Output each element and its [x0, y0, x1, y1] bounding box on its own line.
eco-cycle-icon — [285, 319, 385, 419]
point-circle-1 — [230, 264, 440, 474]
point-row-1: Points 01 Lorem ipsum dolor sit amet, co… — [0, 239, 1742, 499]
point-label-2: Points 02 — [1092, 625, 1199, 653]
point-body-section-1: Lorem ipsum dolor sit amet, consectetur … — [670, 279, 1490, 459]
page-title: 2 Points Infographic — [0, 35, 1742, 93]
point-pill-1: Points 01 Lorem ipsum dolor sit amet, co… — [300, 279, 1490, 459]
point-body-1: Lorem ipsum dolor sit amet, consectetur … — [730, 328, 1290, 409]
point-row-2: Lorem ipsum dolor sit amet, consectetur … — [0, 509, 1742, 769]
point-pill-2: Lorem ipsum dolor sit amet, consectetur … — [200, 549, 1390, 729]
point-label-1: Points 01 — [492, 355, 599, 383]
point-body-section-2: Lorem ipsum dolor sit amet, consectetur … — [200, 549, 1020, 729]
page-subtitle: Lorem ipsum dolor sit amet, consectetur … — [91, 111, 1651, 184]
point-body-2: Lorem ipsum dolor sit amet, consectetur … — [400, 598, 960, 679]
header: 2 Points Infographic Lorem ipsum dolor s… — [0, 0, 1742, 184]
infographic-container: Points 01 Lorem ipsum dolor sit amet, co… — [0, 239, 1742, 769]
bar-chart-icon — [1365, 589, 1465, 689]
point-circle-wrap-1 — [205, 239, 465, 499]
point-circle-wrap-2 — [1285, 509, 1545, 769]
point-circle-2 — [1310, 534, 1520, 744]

**What the exercise asks:**
Copy every line above with no changes.

**Solution:**
Output each element and its [x0, y0, x1, y1] bounding box on its own line.
eco-cycle-icon — [285, 319, 385, 419]
point-circle-1 — [230, 264, 440, 474]
point-row-1: Points 01 Lorem ipsum dolor sit amet, co… — [0, 239, 1742, 499]
point-label-2: Points 02 — [1092, 625, 1199, 653]
point-body-section-1: Lorem ipsum dolor sit amet, consectetur … — [670, 279, 1490, 459]
page-title: 2 Points Infographic — [0, 35, 1742, 93]
point-pill-1: Points 01 Lorem ipsum dolor sit amet, co… — [300, 279, 1490, 459]
point-body-1: Lorem ipsum dolor sit amet, consectetur … — [730, 328, 1290, 409]
point-row-2: Lorem ipsum dolor sit amet, consectetur … — [0, 509, 1742, 769]
point-pill-2: Lorem ipsum dolor sit amet, consectetur … — [200, 549, 1390, 729]
point-label-1: Points 01 — [492, 355, 599, 383]
point-body-section-2: Lorem ipsum dolor sit amet, consectetur … — [200, 549, 1020, 729]
page-subtitle: Lorem ipsum dolor sit amet, consectetur … — [91, 111, 1651, 184]
point-body-2: Lorem ipsum dolor sit amet, consectetur … — [400, 598, 960, 679]
header: 2 Points Infographic Lorem ipsum dolor s… — [0, 0, 1742, 184]
infographic-container: Points 01 Lorem ipsum dolor sit amet, co… — [0, 239, 1742, 769]
bar-chart-icon — [1365, 589, 1465, 689]
point-circle-wrap-1 — [205, 239, 465, 499]
point-circle-wrap-2 — [1285, 509, 1545, 769]
point-circle-2 — [1310, 534, 1520, 744]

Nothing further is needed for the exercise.